DATASET ENTRIES:
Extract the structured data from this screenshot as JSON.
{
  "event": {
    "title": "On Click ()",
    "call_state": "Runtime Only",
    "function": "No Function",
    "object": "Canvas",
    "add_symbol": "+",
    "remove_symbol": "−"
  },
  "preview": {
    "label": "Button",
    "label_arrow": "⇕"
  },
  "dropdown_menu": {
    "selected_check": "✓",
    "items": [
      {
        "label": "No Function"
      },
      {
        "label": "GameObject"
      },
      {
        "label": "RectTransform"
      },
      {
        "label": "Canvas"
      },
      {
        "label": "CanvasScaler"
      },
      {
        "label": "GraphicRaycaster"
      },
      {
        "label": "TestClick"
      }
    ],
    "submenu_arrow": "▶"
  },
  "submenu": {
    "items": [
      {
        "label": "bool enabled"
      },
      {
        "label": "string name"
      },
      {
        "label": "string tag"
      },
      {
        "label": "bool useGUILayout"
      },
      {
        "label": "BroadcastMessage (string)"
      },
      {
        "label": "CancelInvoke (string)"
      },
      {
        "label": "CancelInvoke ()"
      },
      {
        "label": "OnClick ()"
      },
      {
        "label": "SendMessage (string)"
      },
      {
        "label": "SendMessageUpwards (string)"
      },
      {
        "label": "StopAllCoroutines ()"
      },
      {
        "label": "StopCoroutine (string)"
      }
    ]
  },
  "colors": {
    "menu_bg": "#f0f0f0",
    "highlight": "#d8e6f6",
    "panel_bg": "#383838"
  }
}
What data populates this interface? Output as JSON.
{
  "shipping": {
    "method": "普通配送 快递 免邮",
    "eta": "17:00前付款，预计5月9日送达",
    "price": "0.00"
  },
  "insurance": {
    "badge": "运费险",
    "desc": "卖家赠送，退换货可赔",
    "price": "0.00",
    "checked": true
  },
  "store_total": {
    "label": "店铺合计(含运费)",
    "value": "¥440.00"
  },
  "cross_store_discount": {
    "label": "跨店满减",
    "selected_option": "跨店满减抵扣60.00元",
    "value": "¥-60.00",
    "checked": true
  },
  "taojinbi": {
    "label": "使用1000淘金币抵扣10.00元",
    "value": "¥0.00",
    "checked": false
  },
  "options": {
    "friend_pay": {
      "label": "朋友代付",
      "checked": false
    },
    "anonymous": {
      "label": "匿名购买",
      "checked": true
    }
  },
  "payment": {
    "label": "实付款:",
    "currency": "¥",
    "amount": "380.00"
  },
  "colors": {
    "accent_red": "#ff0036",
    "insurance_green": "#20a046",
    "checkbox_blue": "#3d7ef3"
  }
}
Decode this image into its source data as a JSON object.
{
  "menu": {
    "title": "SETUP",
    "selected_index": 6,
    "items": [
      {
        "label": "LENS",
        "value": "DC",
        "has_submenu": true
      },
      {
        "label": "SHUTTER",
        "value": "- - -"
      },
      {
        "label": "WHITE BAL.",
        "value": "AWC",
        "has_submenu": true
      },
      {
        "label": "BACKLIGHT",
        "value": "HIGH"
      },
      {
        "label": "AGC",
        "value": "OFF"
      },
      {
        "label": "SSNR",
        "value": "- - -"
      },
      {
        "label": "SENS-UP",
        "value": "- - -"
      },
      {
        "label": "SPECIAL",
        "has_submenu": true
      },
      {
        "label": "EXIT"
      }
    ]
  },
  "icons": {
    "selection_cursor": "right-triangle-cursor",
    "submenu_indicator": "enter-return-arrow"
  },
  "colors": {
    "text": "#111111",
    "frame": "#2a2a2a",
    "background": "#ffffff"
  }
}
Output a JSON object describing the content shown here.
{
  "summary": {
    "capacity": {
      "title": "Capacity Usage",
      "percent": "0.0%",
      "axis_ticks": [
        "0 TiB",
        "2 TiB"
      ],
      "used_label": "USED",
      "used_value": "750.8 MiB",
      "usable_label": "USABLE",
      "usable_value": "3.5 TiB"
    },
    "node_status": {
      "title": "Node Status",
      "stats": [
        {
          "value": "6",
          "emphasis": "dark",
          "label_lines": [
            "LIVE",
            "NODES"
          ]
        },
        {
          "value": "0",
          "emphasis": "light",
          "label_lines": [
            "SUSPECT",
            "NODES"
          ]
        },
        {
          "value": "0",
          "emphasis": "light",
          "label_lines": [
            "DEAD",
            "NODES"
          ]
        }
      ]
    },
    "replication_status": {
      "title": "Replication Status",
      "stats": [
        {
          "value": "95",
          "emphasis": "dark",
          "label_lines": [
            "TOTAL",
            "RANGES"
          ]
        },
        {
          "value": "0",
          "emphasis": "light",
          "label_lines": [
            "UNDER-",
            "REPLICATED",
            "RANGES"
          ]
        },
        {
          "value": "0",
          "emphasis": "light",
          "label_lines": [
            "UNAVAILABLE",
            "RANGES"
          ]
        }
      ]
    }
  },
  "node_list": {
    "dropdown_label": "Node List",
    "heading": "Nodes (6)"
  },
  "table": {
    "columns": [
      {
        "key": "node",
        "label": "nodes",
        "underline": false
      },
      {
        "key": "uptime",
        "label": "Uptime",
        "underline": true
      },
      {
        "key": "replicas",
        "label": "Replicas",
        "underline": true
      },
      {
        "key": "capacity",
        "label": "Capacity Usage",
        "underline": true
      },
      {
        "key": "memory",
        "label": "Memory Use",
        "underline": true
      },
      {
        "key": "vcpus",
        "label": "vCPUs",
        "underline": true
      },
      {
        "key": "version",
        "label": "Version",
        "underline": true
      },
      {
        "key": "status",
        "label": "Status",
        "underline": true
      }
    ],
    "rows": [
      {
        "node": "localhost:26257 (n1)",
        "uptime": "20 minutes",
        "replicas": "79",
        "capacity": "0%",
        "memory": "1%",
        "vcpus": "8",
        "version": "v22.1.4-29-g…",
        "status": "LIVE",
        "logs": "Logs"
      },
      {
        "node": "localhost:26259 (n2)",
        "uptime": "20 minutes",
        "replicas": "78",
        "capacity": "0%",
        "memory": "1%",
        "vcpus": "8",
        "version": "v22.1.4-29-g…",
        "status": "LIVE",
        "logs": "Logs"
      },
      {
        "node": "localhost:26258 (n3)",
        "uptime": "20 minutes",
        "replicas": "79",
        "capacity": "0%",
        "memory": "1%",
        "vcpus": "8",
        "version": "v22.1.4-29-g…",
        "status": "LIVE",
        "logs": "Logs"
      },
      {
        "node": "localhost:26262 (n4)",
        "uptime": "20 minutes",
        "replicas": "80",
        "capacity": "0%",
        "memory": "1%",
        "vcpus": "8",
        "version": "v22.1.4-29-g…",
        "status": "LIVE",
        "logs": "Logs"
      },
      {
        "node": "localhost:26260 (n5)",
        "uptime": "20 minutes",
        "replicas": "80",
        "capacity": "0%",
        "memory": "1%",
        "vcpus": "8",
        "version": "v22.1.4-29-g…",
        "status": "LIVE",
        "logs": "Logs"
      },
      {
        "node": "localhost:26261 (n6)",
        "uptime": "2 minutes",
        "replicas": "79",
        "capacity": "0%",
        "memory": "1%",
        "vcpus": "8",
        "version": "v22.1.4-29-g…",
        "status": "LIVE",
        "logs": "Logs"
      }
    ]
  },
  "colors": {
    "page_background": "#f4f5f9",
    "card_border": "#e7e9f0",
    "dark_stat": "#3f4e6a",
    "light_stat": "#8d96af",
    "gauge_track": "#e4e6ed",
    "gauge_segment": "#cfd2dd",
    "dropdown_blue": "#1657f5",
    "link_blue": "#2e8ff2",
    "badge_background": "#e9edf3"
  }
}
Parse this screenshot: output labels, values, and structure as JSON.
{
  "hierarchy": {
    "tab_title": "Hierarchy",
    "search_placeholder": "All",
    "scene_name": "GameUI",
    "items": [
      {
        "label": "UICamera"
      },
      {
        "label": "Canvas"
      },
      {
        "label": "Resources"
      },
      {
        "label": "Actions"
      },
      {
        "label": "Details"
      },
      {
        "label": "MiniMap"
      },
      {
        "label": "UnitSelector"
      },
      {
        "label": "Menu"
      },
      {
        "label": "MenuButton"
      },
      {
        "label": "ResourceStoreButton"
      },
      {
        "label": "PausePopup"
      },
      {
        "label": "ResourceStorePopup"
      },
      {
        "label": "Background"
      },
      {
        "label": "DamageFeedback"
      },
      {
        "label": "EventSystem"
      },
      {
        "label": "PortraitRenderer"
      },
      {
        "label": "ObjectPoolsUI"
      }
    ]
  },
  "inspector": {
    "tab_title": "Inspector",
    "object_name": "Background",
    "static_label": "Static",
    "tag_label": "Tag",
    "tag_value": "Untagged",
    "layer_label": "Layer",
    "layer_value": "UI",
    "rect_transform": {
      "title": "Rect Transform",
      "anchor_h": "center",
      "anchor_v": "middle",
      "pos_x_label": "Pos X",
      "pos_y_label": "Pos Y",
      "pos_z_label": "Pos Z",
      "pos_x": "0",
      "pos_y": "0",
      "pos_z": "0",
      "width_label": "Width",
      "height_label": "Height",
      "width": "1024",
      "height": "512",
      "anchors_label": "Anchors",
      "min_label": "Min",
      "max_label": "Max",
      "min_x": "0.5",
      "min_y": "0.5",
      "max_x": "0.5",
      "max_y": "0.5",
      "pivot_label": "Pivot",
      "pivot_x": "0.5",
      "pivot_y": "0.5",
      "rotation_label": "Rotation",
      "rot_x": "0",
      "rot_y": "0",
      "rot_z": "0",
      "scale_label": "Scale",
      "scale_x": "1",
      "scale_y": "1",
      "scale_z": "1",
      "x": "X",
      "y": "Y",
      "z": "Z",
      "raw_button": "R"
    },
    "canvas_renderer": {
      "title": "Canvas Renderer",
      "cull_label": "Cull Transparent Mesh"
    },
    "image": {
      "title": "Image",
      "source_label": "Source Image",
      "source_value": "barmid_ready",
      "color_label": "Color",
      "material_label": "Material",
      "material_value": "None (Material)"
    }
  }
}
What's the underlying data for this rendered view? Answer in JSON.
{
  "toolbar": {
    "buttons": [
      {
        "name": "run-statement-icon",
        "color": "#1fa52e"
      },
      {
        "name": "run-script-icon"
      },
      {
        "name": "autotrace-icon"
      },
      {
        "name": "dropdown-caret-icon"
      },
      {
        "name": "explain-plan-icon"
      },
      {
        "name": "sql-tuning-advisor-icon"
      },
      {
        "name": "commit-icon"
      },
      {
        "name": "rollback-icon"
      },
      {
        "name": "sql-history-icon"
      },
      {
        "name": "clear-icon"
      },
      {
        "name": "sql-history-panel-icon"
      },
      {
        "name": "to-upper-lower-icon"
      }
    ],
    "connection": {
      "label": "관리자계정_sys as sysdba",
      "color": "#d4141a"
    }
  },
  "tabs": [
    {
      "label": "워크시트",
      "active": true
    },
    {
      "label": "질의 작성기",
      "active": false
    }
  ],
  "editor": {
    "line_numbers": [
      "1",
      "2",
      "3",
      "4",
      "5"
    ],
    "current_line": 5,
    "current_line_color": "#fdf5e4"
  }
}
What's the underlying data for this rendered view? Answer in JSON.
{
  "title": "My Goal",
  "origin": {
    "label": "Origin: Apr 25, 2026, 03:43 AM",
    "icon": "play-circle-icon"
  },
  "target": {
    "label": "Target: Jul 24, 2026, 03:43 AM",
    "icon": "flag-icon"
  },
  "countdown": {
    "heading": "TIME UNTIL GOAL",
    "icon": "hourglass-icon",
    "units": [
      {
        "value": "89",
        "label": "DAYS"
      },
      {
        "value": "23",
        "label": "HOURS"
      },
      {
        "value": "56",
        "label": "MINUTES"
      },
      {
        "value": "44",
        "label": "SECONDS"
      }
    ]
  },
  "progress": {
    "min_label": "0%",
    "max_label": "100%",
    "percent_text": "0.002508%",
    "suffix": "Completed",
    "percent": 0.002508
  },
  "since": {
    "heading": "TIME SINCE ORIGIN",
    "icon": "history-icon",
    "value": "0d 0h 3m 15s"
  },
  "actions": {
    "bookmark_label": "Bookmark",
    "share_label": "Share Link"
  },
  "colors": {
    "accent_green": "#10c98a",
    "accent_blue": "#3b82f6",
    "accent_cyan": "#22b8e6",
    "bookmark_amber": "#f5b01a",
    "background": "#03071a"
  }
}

WRITTEN REQUEST: Take each line of the material that contains the word "JSON" and list it.

THE RESPONSE:
Extract the structured data from this screenshot as JSON.
What data populates this interface? Output as JSON.
Decode this image into its source data as a JSON object.
Output a JSON object describing the content shown here.
Parse this screenshot: output labels, values, and structure as JSON.
What's the underlying data for this rendered view? Answer in JSON.
What's the underlying data for this rendered view? Answer in JSON.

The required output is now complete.